Work instructions: Leave the pictures out and return every line below exactly.

Materials provided:
═══
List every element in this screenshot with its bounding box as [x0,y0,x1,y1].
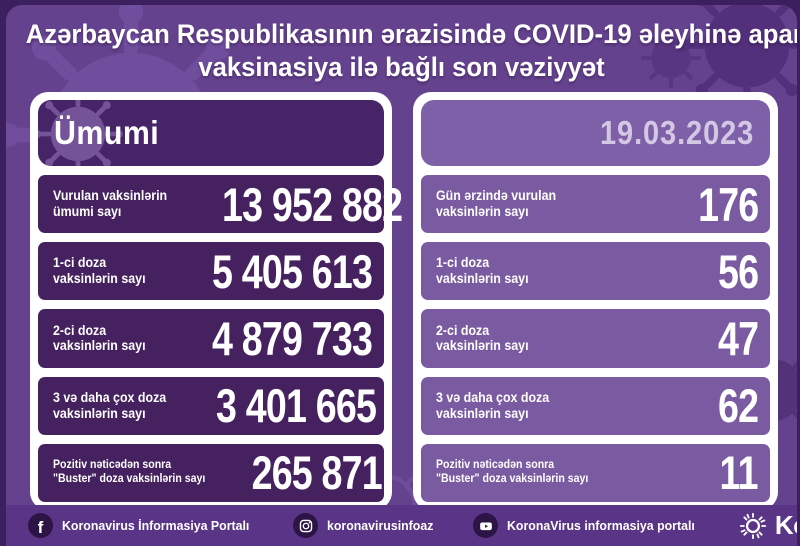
stat-row-total-all: Vurulan vaksinlərin ümumi sayı 13 952 88… [38,174,403,234]
instagram-label: koronavirusinfoaz [327,518,434,533]
stat-row-total-dose3plus: 3 və daha çox doza vaksinlərin sayı 3 40… [38,376,384,435]
facebook-link[interactable]: f Koronavirus İnformasiya Portalı [28,513,259,538]
daily-stats-card: 19.03.2023 Gün ərzində vurulan vaksinlər… [413,91,778,510]
facebook-icon: f [28,513,53,538]
stat-value: 62 [717,379,759,433]
instagram-icon [293,513,319,538]
stat-label: Pozitiv nəticədən sonra "Buster" doza va… [53,459,206,485]
stat-row-total-dose1: 1-ci doza vaksinlərin sayı 5 405 613 [38,242,384,301]
stat-value: 11 [719,446,759,500]
stat-value: 3 401 665 [216,379,377,433]
total-panel-title: Ümumi [54,113,160,151]
stat-label: Vurulan vaksinlərin ümumi sayı [53,188,168,220]
stat-row-daily-dose2: 2-ci doza vaksinlərin sayı 47 [421,309,770,368]
stat-label: 2-ci doza vaksinlərin sayı [53,322,146,354]
page-title-line1: Azərbaycan Respublikasının ərazisində CO… [25,19,797,49]
facebook-label: Koronavirus İnformasiya Portalı [62,518,250,533]
stat-row-daily-all: Gün ərzində vurulan vaksinlərin sayı 176 [421,174,770,234]
youtube-label: KoronaVirus informasiya portalı [507,518,696,533]
stat-row-total-dose2: 2-ci doza vaksinlərin sayı 4 879 733 [38,309,384,368]
stat-label: 2-ci doza vaksinlərin sayı [436,322,529,354]
stat-label: Gün ərzində vurulan vaksinlərin sayı [436,188,557,220]
stat-value: 265 871 [251,446,382,500]
stat-label: 1-ci doza vaksinlərin sayı [53,255,146,287]
brand-name: KoronaVirus [774,509,797,540]
stats-panels: Ümumi Vurulan vaksinlərin ümumi sayı 13 … [30,91,797,510]
stat-row-total-buster: Pozitiv nəticədən sonra "Buster" doza va… [38,443,384,502]
stat-value: 47 [717,311,759,365]
stat-value: 176 [697,177,759,231]
infographic-canvas: Azərbaycan Respublikasının ərazisində CO… [6,5,797,546]
report-date: 19.03.2023 [599,113,754,151]
youtube-link[interactable]: KoronaVirus informasiya portalı [473,513,705,538]
daily-card-header: 19.03.2023 [421,99,770,166]
stat-row-daily-dose3plus: 3 və daha çox doza vaksinlərin sayı 62 [421,376,770,435]
total-rows: Vurulan vaksinlərin ümumi sayı 13 952 88… [38,174,403,502]
stat-label: 3 və daha çox doza vaksinlərin sayı [436,389,550,421]
stat-label: Pozitiv nəticədən sonra "Buster" doza va… [436,459,589,485]
youtube-icon [473,513,499,538]
stat-label: 3 və daha çox doza vaksinlərin sayı [53,389,167,421]
page-title-line2: vaksinasiya ilə bağlı son vəziyyət [198,52,605,83]
instagram-link[interactable]: koronavirusinfoaz [293,513,439,538]
page-title: Azərbaycan Respublikasının ərazisində CO… [6,5,797,85]
stat-value: 56 [717,244,759,298]
total-card-header: Ümumi [38,99,384,166]
footer-bar: f Koronavirus İnformasiya Portalı korona… [6,505,797,546]
stat-label: 1-ci doza vaksinlərin sayı [436,255,529,287]
stat-value: 4 879 733 [211,311,373,365]
stat-value: 5 405 613 [211,244,373,298]
total-stats-card: Ümumi Vurulan vaksinlərin ümumi sayı 13 … [30,91,403,510]
daily-rows: Gün ərzində vurulan vaksinlərin sayı 176… [421,174,770,502]
stat-row-daily-dose1: 1-ci doza vaksinlərin sayı 56 [421,242,770,301]
koronavirus-brand: KoronaVirus info [739,512,797,540]
virus-sun-icon [739,512,767,539]
stat-row-daily-buster: Pozitiv nəticədən sonra "Buster" doza va… [421,443,770,502]
stat-value: 13 952 882 [222,177,403,231]
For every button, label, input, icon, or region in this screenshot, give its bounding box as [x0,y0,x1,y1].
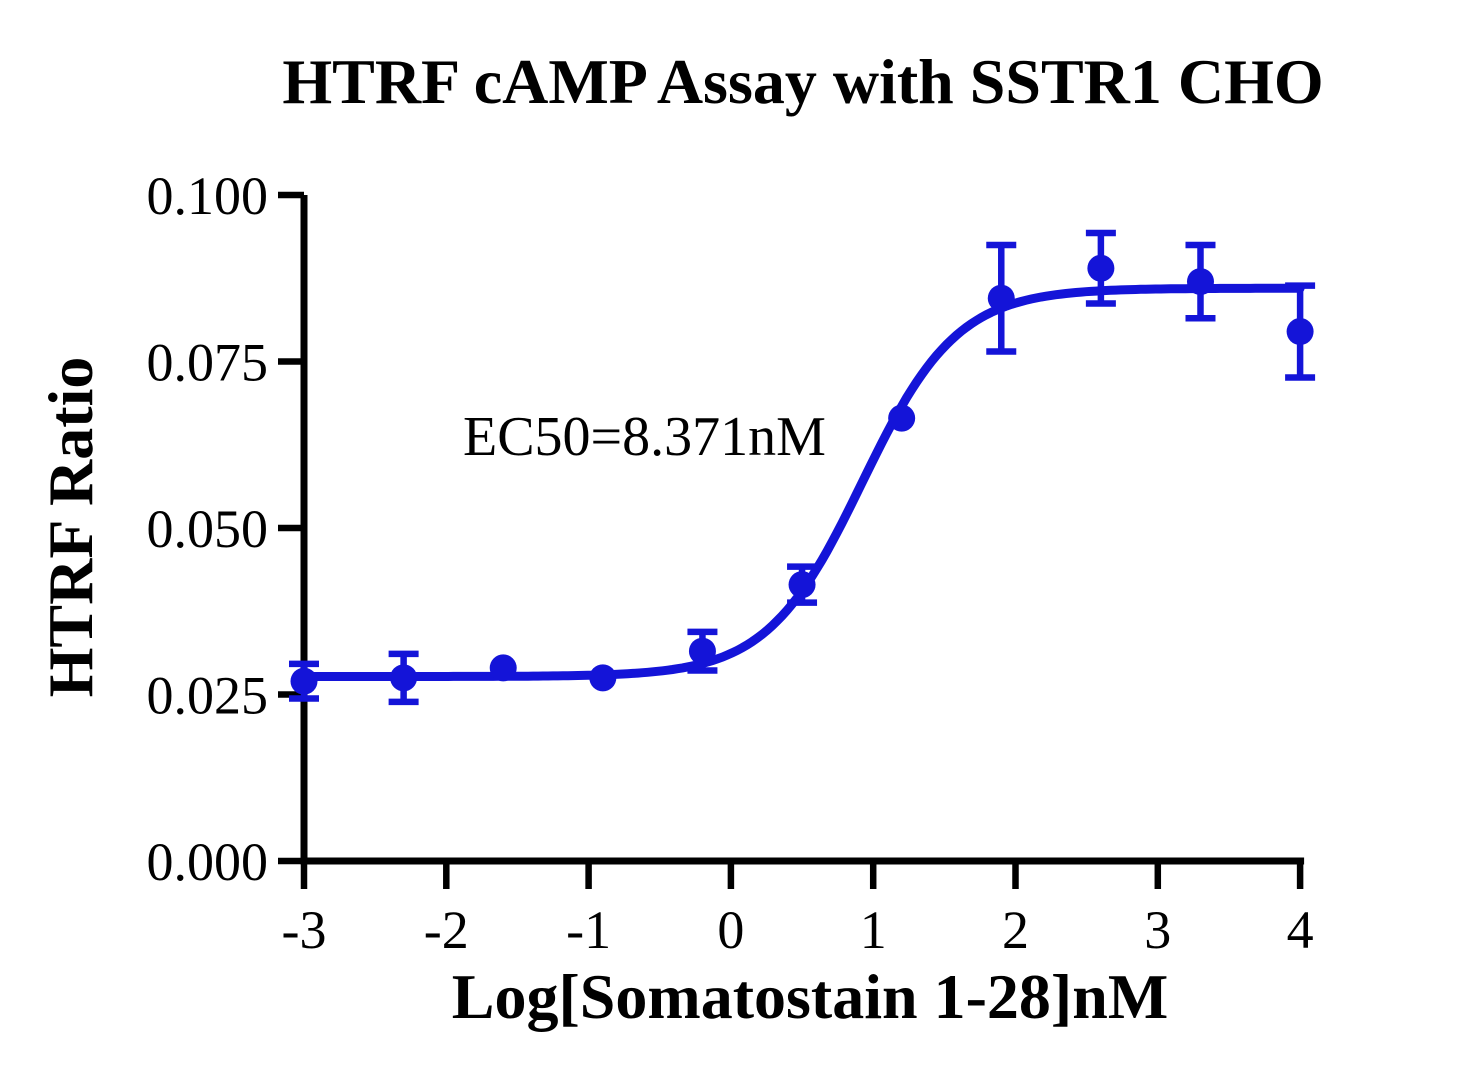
data-point-marker [589,664,617,692]
axes [300,195,1305,865]
fit-curve-path [299,283,1305,681]
y-axis-label: HTRF Ratio [35,357,106,698]
data-point-marker [290,667,318,695]
fit-curve [299,283,1305,681]
y-tick-label: 0.000 [147,832,269,892]
x-tick-label: -1 [566,900,611,960]
ec50-annotation: EC50=8.371nM [463,406,826,468]
x-tick-label: -2 [424,900,469,960]
data-points [290,254,1314,695]
x-axis-ticks: -3 -2 -1 0 1 2 3 4 [282,861,1314,960]
y-tick-label: 0.075 [147,332,269,392]
x-tick-label: 1 [860,900,887,960]
data-point-marker [987,284,1015,312]
data-point-marker [489,654,517,682]
x-tick-label: -3 [282,900,327,960]
x-axis-label: Log[Somatostain 1-28]nM [452,961,1168,1032]
y-axis-ticks: 0.000 0.025 0.050 0.075 0.100 [147,166,304,892]
x-tick-label: 0 [717,900,744,960]
data-point-marker [888,404,916,432]
chart-title: HTRF cAMP Assay with SSTR1 CHO [282,46,1323,117]
y-tick-label: 0.050 [147,499,269,559]
y-tick-label: 0.025 [147,665,269,725]
data-point-marker [688,637,716,665]
data-point-marker [1186,268,1214,296]
y-tick-label: 0.100 [147,166,269,226]
data-point-marker [1087,254,1115,282]
x-tick-label: 4 [1287,900,1314,960]
data-point-marker [788,571,816,599]
x-tick-label: 3 [1144,900,1171,960]
x-tick-label: 2 [1002,900,1029,960]
data-point-marker [1286,318,1314,346]
data-point-marker [390,664,418,692]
═══
Answer section:
List every element in this screenshot with its bounding box as [x0,y0,x1,y1].
stat-row-total-all: Vurulan vaksinlərin ümumi sayı 13 952 88… [38,174,403,234]
instagram-label: koronavirusinfoaz [327,518,434,533]
stat-row-total-dose3plus: 3 və daha çox doza vaksinlərin sayı 3 40… [38,376,384,435]
facebook-link[interactable]: f Koronavirus İnformasiya Portalı [28,513,259,538]
daily-stats-card: 19.03.2023 Gün ərzində vurulan vaksinlər… [413,91,778,510]
facebook-icon: f [28,513,53,538]
stat-value: 62 [717,379,759,433]
instagram-icon [293,513,319,538]
stat-label: Pozitiv nəticədən sonra "Buster" doza va… [53,459,206,485]
stat-row-total-dose1: 1-ci doza vaksinlərin sayı 5 405 613 [38,242,384,301]
stat-value: 11 [719,446,759,500]
stat-value: 3 401 665 [216,379,377,433]
total-panel-title: Ümumi [54,113,160,151]
stat-label: Vurulan vaksinlərin ümumi sayı [53,188,168,220]
stat-row-daily-dose2: 2-ci doza vaksinlərin sayı 47 [421,309,770,368]
stat-label: 2-ci doza vaksinlərin sayı [53,322,146,354]
page-title-line1: Azərbaycan Respublikasının ərazisində CO… [25,19,797,49]
facebook-label: Koronavirus İnformasiya Portalı [62,518,250,533]
stat-row-daily-all: Gün ərzində vurulan vaksinlərin sayı 176 [421,174,770,234]
youtube-label: KoronaVirus informasiya portalı [507,518,696,533]
stat-row-total-dose2: 2-ci doza vaksinlərin sayı 4 879 733 [38,309,384,368]
stat-label: 2-ci doza vaksinlərin sayı [436,322,529,354]
stat-label: Gün ərzində vurulan vaksinlərin sayı [436,188,557,220]
stat-value: 265 871 [251,446,382,500]
stat-label: 1-ci doza vaksinlərin sayı [53,255,146,287]
brand-name: KoronaVirus [774,509,797,540]
stats-panels: Ümumi Vurulan vaksinlərin ümumi sayı 13 … [30,91,797,510]
stat-row-total-buster: Pozitiv nəticədən sonra "Buster" doza va… [38,443,384,502]
stat-value: 47 [717,311,759,365]
stat-value: 176 [697,177,759,231]
infographic-canvas: Azərbaycan Respublikasının ərazisində CO… [6,5,797,546]
report-date: 19.03.2023 [599,113,754,151]
youtube-link[interactable]: KoronaVirus informasiya portalı [473,513,705,538]
daily-card-header: 19.03.2023 [421,99,770,166]
stat-row-daily-dose3plus: 3 və daha çox doza vaksinlərin sayı 62 [421,376,770,435]
total-rows: Vurulan vaksinlərin ümumi sayı 13 952 88… [38,174,403,502]
stat-label: 3 və daha çox doza vaksinlərin sayı [436,389,550,421]
stat-label: Pozitiv nəticədən sonra "Buster" doza va… [436,459,589,485]
youtube-icon [473,513,499,538]
stat-label: 3 və daha çox doza vaksinlərin sayı [53,389,167,421]
page-title-line2: vaksinasiya ilə bağlı son vəziyyət [198,52,605,83]
instagram-link[interactable]: koronavirusinfoaz [293,513,439,538]
page-title: Azərbaycan Respublikasının ərazisində CO… [6,5,797,85]
stat-value: 56 [717,244,759,298]
total-card-header: Ümumi [38,99,384,166]
footer-bar: f Koronavirus İnformasiya Portalı korona… [6,505,797,546]
stat-label: 1-ci doza vaksinlərin sayı [436,255,529,287]
stat-value: 4 879 733 [211,311,373,365]
stat-value: 5 405 613 [211,244,373,298]
total-stats-card: Ümumi Vurulan vaksinlərin ümumi sayı 13 … [30,91,403,510]
daily-rows: Gün ərzində vurulan vaksinlərin sayı 176… [421,174,770,502]
stat-row-daily-dose1: 1-ci doza vaksinlərin sayı 56 [421,242,770,301]
koronavirus-brand: KoronaVirus info [739,512,797,540]
virus-sun-icon [739,512,767,539]
stat-row-daily-buster: Pozitiv nəticədən sonra "Buster" doza va… [421,443,770,502]
stat-value: 13 952 882 [222,177,403,231]
For every button, label, input, icon, or region in this screenshot, give its bounding box as [x0,y0,x1,y1].
data-point-marker [589,664,617,692]
axes [300,195,1305,865]
fit-curve-path [299,283,1305,681]
y-axis-label: HTRF Ratio [35,357,106,698]
data-point-marker [290,667,318,695]
fit-curve [299,283,1305,681]
y-tick-label: 0.000 [147,832,269,892]
x-tick-label: -1 [566,900,611,960]
ec50-annotation: EC50=8.371nM [463,406,826,468]
x-tick-label: -2 [424,900,469,960]
data-points [290,254,1314,695]
x-axis-ticks: -3 -2 -1 0 1 2 3 4 [282,861,1314,960]
y-tick-label: 0.075 [147,332,269,392]
x-tick-label: 1 [860,900,887,960]
data-point-marker [987,284,1015,312]
data-point-marker [489,654,517,682]
x-tick-label: -3 [282,900,327,960]
x-axis-label: Log[Somatostain 1-28]nM [452,961,1168,1032]
y-axis-ticks: 0.000 0.025 0.050 0.075 0.100 [147,166,304,892]
x-tick-label: 0 [717,900,744,960]
data-point-marker [888,404,916,432]
chart-title: HTRF cAMP Assay with SSTR1 CHO [282,46,1323,117]
y-tick-label: 0.050 [147,499,269,559]
y-tick-label: 0.025 [147,665,269,725]
data-point-marker [688,637,716,665]
data-point-marker [1186,268,1214,296]
y-tick-label: 0.100 [147,166,269,226]
data-point-marker [1087,254,1115,282]
x-tick-label: 4 [1287,900,1314,960]
data-point-marker [788,571,816,599]
x-tick-label: 3 [1144,900,1171,960]
x-tick-label: 2 [1002,900,1029,960]
data-point-marker [1286,318,1314,346]
data-point-marker [390,664,418,692]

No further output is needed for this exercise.